---------- RECORDS FOR THIS TASK

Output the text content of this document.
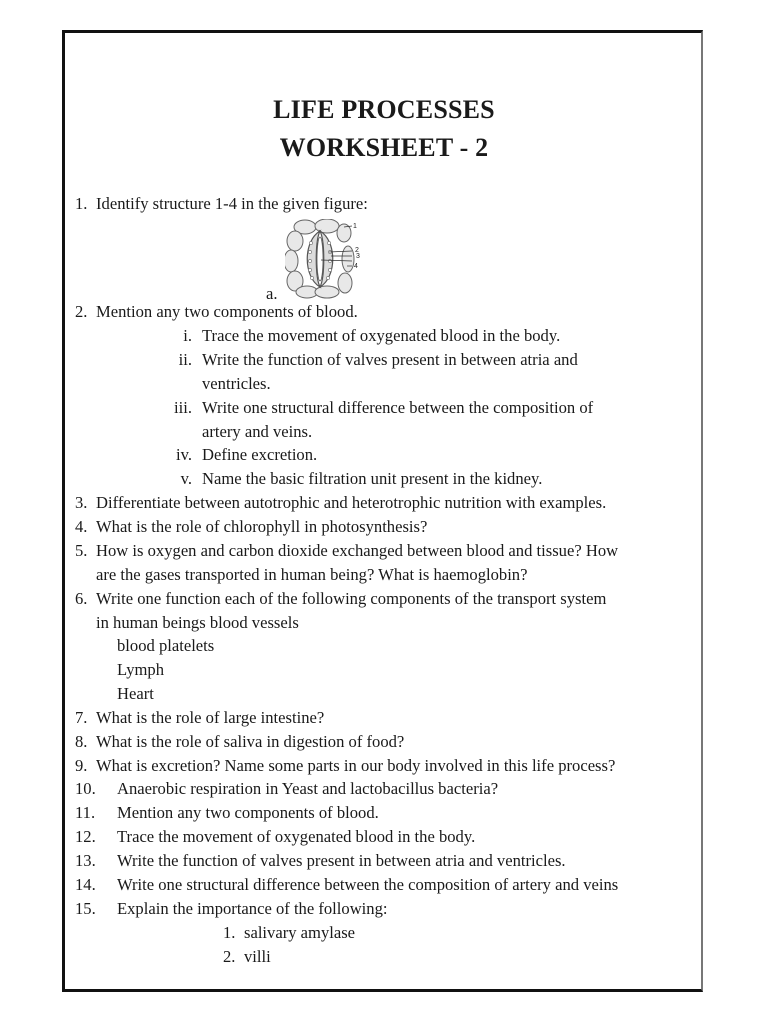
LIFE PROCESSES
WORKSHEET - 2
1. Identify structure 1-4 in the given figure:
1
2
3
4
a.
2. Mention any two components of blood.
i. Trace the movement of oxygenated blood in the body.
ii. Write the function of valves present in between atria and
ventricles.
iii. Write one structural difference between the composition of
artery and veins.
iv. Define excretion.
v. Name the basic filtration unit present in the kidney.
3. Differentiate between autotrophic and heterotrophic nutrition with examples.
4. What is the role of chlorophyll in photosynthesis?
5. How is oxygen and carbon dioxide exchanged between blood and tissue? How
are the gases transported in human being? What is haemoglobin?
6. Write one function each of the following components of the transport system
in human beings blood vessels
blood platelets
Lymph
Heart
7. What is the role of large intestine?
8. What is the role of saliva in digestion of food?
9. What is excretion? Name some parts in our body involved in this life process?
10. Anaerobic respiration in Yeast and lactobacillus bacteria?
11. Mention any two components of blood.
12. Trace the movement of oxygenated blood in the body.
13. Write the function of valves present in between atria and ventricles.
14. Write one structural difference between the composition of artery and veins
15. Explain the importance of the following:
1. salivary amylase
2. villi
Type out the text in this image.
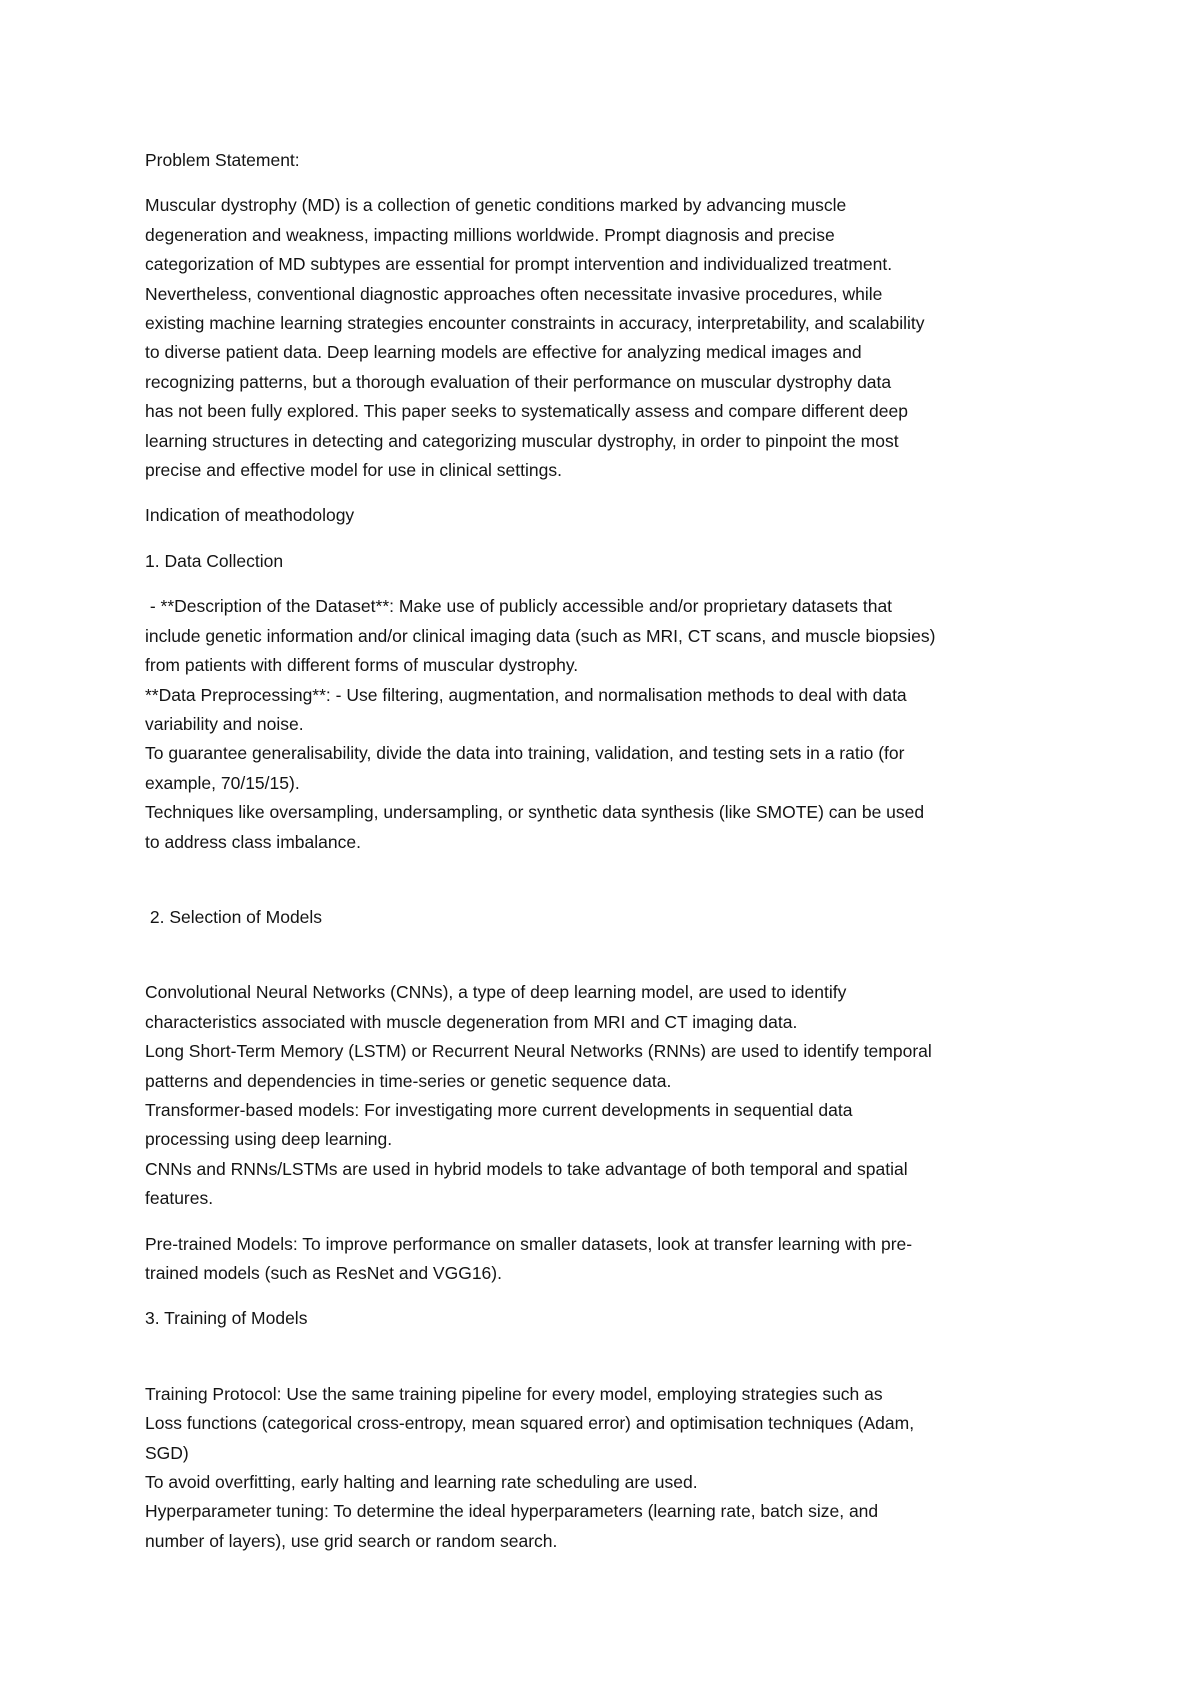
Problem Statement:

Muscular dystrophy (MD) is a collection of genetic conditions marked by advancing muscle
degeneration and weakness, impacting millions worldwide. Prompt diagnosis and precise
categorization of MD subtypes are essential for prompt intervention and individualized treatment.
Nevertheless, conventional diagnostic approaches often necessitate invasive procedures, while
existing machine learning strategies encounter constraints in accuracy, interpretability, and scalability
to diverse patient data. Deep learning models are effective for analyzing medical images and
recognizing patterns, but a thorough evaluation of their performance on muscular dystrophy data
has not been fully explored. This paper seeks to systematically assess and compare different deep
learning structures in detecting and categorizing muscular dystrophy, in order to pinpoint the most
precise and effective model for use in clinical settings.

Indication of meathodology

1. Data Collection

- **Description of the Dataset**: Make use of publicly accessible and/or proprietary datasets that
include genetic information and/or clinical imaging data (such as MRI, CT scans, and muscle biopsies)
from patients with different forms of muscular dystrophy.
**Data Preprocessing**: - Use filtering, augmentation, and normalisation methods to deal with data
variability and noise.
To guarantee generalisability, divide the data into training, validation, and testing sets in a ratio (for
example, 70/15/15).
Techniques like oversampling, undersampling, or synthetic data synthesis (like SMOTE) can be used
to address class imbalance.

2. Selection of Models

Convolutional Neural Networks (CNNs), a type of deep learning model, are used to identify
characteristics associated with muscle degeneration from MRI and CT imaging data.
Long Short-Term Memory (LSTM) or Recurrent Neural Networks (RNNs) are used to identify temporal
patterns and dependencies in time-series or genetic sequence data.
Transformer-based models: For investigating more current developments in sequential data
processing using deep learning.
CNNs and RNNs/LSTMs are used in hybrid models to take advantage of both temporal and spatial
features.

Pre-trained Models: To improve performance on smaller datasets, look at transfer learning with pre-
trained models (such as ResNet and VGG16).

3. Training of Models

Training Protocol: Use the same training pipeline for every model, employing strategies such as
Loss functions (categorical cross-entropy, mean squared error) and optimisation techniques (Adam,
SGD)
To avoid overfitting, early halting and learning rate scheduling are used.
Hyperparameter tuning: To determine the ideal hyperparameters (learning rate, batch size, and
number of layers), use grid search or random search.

--------------------
---------- RECORDS FOR THIS TASK

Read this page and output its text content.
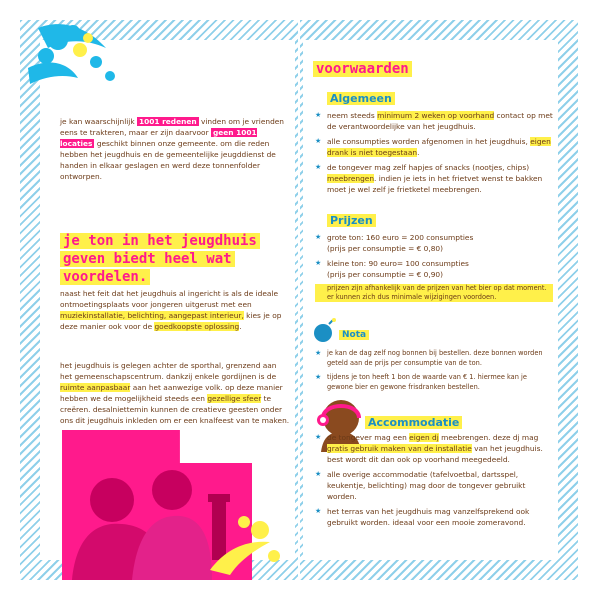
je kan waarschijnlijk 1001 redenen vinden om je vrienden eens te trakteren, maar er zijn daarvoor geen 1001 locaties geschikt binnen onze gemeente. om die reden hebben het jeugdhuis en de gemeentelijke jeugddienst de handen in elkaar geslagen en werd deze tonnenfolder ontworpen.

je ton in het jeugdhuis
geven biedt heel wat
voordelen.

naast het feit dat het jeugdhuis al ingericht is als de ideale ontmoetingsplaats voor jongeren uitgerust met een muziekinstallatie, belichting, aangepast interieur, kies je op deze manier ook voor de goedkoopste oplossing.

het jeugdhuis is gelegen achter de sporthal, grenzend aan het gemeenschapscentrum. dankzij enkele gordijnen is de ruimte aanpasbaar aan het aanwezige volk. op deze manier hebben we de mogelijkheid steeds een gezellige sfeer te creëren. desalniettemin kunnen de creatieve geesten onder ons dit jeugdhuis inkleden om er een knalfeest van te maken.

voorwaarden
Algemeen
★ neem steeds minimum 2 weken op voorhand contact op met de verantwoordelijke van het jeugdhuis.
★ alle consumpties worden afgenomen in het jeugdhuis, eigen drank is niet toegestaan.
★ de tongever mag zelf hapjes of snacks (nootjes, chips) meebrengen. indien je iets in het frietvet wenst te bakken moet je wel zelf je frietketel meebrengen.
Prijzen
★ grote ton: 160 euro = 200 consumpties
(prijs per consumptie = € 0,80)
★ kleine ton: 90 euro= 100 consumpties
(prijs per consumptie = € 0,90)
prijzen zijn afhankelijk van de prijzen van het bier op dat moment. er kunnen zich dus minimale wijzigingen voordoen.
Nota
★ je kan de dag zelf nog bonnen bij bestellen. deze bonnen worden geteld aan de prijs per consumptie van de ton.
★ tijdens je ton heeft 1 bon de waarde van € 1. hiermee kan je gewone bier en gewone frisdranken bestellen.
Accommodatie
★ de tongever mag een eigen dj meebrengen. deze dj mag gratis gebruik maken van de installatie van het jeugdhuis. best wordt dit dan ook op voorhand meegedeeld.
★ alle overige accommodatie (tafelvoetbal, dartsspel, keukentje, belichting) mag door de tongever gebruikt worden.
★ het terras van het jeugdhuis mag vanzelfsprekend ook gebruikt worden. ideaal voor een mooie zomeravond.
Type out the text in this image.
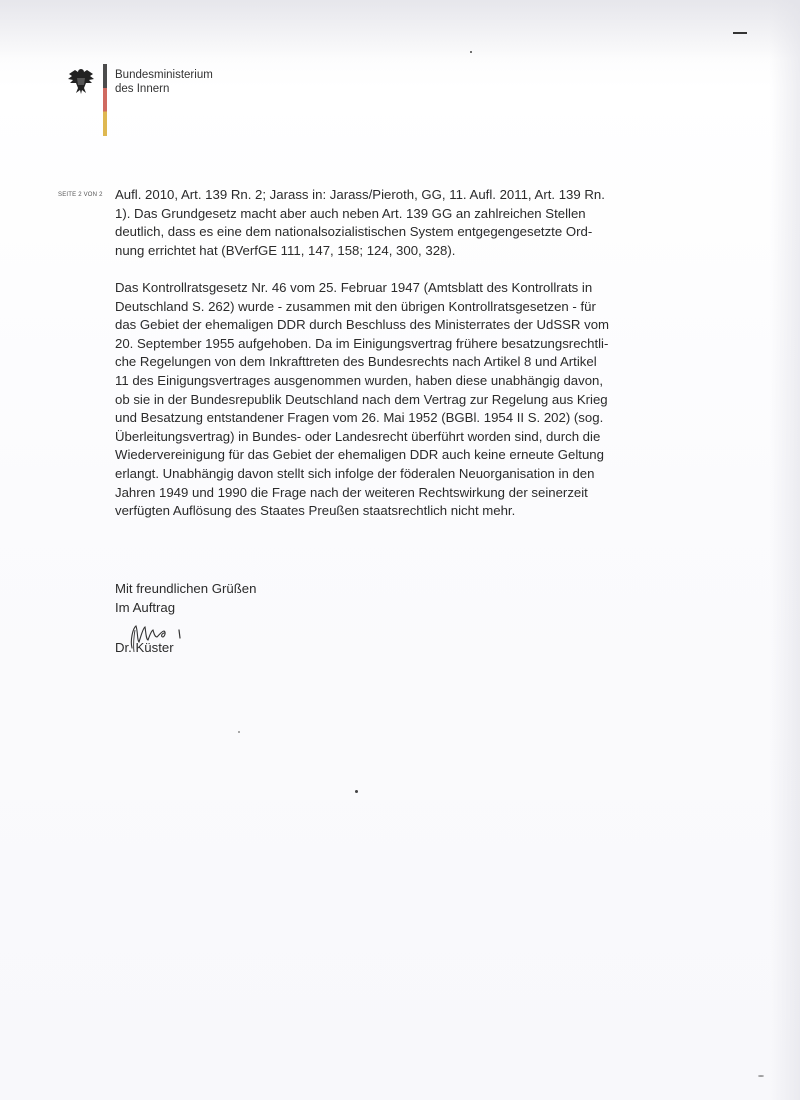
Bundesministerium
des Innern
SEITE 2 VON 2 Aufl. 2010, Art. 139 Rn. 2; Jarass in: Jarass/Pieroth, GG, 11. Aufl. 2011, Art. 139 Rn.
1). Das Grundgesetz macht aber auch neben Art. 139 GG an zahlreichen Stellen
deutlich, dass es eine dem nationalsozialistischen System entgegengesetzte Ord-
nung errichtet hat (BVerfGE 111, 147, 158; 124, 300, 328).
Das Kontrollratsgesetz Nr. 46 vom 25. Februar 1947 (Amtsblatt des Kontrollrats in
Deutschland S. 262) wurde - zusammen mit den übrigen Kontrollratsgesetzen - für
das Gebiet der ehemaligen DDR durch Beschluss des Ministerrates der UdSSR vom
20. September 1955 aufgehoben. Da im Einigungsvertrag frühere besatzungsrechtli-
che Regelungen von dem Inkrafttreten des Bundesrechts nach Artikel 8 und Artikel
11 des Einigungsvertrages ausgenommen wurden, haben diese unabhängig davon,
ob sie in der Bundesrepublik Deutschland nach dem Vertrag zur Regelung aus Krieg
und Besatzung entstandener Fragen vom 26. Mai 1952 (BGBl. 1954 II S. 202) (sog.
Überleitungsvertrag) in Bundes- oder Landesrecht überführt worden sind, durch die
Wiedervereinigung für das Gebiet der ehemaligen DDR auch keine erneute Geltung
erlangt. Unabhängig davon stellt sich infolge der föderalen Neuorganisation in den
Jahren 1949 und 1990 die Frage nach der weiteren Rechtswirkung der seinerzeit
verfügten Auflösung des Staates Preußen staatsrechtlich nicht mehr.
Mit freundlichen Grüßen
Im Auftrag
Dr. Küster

--------------------

**INSTRUCTIONS FOR THE TASK:**
The lines above that include "degeneration" should each be listed.

**YOUR SOLUTION:**
degeneration and weakness, impacting millions worldwide. Prompt diagnosis and precise
characteristics associated with muscle degeneration from MRI and CT imaging data.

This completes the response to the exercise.